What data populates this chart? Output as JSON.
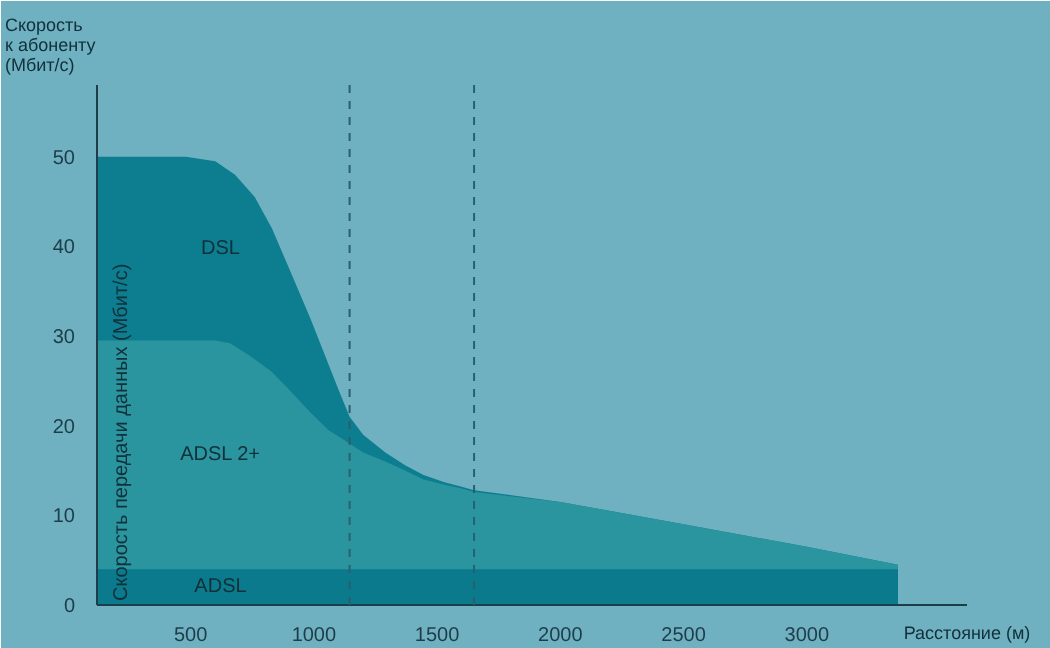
{
  "chart_data": {
    "type": "area",
    "ylabel": "Скорость к абоненту (Мбит/с)",
    "xlabel": "Расстояние (м)",
    "annotations": [
      "Скорость передачи данных (Мбит/с)"
    ],
    "series": [
      {
        "name": "DSL",
        "color": "#0d7d90",
        "x": [
          120,
          300,
          480,
          600,
          680,
          760,
          830,
          900,
          985,
          1050,
          1100,
          1145,
          1200,
          1290,
          1370,
          1445,
          1530,
          1600,
          1650,
          2000,
          2500,
          3000,
          3370
        ],
        "values": [
          50,
          50,
          50,
          49.5,
          48,
          45.5,
          42,
          37.5,
          32,
          27.5,
          24,
          21,
          19,
          17,
          15.6,
          14.5,
          13.7,
          13.2,
          12.8,
          11.5,
          9,
          6.5,
          4.5
        ]
      },
      {
        "name": "ADSL 2+",
        "color": "#2b959f",
        "x": [
          120,
          400,
          600,
          660,
          740,
          830,
          900,
          985,
          1060,
          1145,
          1200,
          1290,
          1370,
          1445,
          1530,
          1600,
          1650,
          2000,
          2500,
          3000,
          3370
        ],
        "values": [
          29.5,
          29.5,
          29.5,
          29.2,
          27.8,
          26,
          24,
          21.5,
          19.5,
          18,
          17,
          16,
          15,
          14,
          13.4,
          13,
          12.6,
          11.5,
          9,
          6.5,
          4.5
        ]
      },
      {
        "name": "ADSL",
        "color": "#0a7a8c",
        "x": [
          120,
          3370
        ],
        "values": [
          4,
          4
        ]
      }
    ],
    "xlim": [
      120,
      3650
    ],
    "ylim": [
      0,
      58
    ],
    "xticks": [
      500,
      1000,
      1500,
      2000,
      2500,
      3000
    ],
    "yticks": [
      0,
      10,
      20,
      30,
      40,
      50
    ],
    "grid": false,
    "ref_lines": [
      {
        "axis": "x",
        "value": 1145,
        "line_style": "dashed",
        "color": "#2a5f6e"
      },
      {
        "axis": "x",
        "value": 1650,
        "line_style": "dashed",
        "color": "#2a5f6e"
      }
    ]
  }
}
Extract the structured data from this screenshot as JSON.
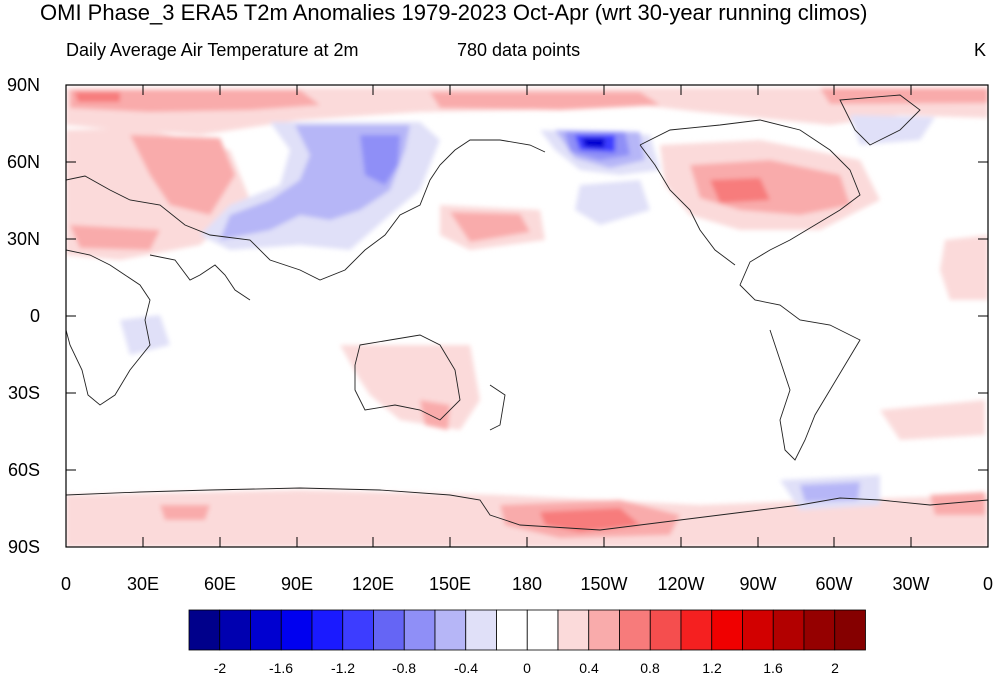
{
  "title": "OMI Phase_3 ERA5 T2m Anomalies 1979-2023 Oct-Apr (wrt 30-year running climos)",
  "left_subtitle": "Daily Average Air Temperature at 2m",
  "center_subtitle": "780 data points",
  "units": "K",
  "lat_labels": [
    "90N",
    "60N",
    "30N",
    "0",
    "30S",
    "60S",
    "90S"
  ],
  "lon_labels": [
    "0",
    "30E",
    "60E",
    "90E",
    "120E",
    "150E",
    "180",
    "150W",
    "120W",
    "90W",
    "60W",
    "30W",
    "0"
  ],
  "colorbar": {
    "colors": [
      "#00008b",
      "#0000b0",
      "#0000d0",
      "#0000f0",
      "#1a1aff",
      "#3d3dff",
      "#6565f5",
      "#8f8ff7",
      "#b6b6f7",
      "#e0e0f8",
      "#ffffff",
      "#ffffff",
      "#fbdada",
      "#f9abab",
      "#f77b7b",
      "#f54e4e",
      "#f52020",
      "#f00000",
      "#d20000",
      "#b20000",
      "#950000",
      "#850000"
    ],
    "tick_labels": [
      "-2",
      "-1.6",
      "-1.2",
      "-0.8",
      "-0.4",
      "0",
      "0.4",
      "0.8",
      "1.2",
      "1.6",
      "2"
    ]
  }
}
--*--
All of the lines above should be retyped precisely, apart from the pictures.

What data populates this chart? Output as JSON.
{
  "chart_data": {
    "type": "area",
    "ylabel": "Скорость к абоненту (Мбит/с)",
    "xlabel": "Расстояние (м)",
    "annotations": [
      "Скорость передачи данных (Мбит/с)"
    ],
    "series": [
      {
        "name": "DSL",
        "color": "#0d7d90",
        "x": [
          120,
          300,
          480,
          600,
          680,
          760,
          830,
          900,
          985,
          1050,
          1100,
          1145,
          1200,
          1290,
          1370,
          1445,
          1530,
          1600,
          1650,
          2000,
          2500,
          3000,
          3370
        ],
        "values": [
          50,
          50,
          50,
          49.5,
          48,
          45.5,
          42,
          37.5,
          32,
          27.5,
          24,
          21,
          19,
          17,
          15.6,
          14.5,
          13.7,
          13.2,
          12.8,
          11.5,
          9,
          6.5,
          4.5
        ]
      },
      {
        "name": "ADSL 2+",
        "color": "#2b959f",
        "x": [
          120,
          400,
          600,
          660,
          740,
          830,
          900,
          985,
          1060,
          1145,
          1200,
          1290,
          1370,
          1445,
          1530,
          1600,
          1650,
          2000,
          2500,
          3000,
          3370
        ],
        "values": [
          29.5,
          29.5,
          29.5,
          29.2,
          27.8,
          26,
          24,
          21.5,
          19.5,
          18,
          17,
          16,
          15,
          14,
          13.4,
          13,
          12.6,
          11.5,
          9,
          6.5,
          4.5
        ]
      },
      {
        "name": "ADSL",
        "color": "#0a7a8c",
        "x": [
          120,
          3370
        ],
        "values": [
          4,
          4
        ]
      }
    ],
    "xlim": [
      120,
      3650
    ],
    "ylim": [
      0,
      58
    ],
    "xticks": [
      500,
      1000,
      1500,
      2000,
      2500,
      3000
    ],
    "yticks": [
      0,
      10,
      20,
      30,
      40,
      50
    ],
    "grid": false,
    "ref_lines": [
      {
        "axis": "x",
        "value": 1145,
        "line_style": "dashed",
        "color": "#2a5f6e"
      },
      {
        "axis": "x",
        "value": 1650,
        "line_style": "dashed",
        "color": "#2a5f6e"
      }
    ]
  }
}
Extract the structured data from this screenshot as JSON.
{
  "title": "OMI Phase_3 ERA5 T2m Anomalies 1979-2023 Oct-Apr (wrt 30-year running climos)",
  "left_subtitle": "Daily Average Air Temperature at 2m",
  "center_subtitle": "780 data points",
  "units": "K",
  "lat_labels": [
    "90N",
    "60N",
    "30N",
    "0",
    "30S",
    "60S",
    "90S"
  ],
  "lon_labels": [
    "0",
    "30E",
    "60E",
    "90E",
    "120E",
    "150E",
    "180",
    "150W",
    "120W",
    "90W",
    "60W",
    "30W",
    "0"
  ],
  "colorbar": {
    "colors": [
      "#00008b",
      "#0000b0",
      "#0000d0",
      "#0000f0",
      "#1a1aff",
      "#3d3dff",
      "#6565f5",
      "#8f8ff7",
      "#b6b6f7",
      "#e0e0f8",
      "#ffffff",
      "#ffffff",
      "#fbdada",
      "#f9abab",
      "#f77b7b",
      "#f54e4e",
      "#f52020",
      "#f00000",
      "#d20000",
      "#b20000",
      "#950000",
      "#850000"
    ],
    "tick_labels": [
      "-2",
      "-1.6",
      "-1.2",
      "-0.8",
      "-0.4",
      "0",
      "0.4",
      "0.8",
      "1.2",
      "1.6",
      "2"
    ]
  }
}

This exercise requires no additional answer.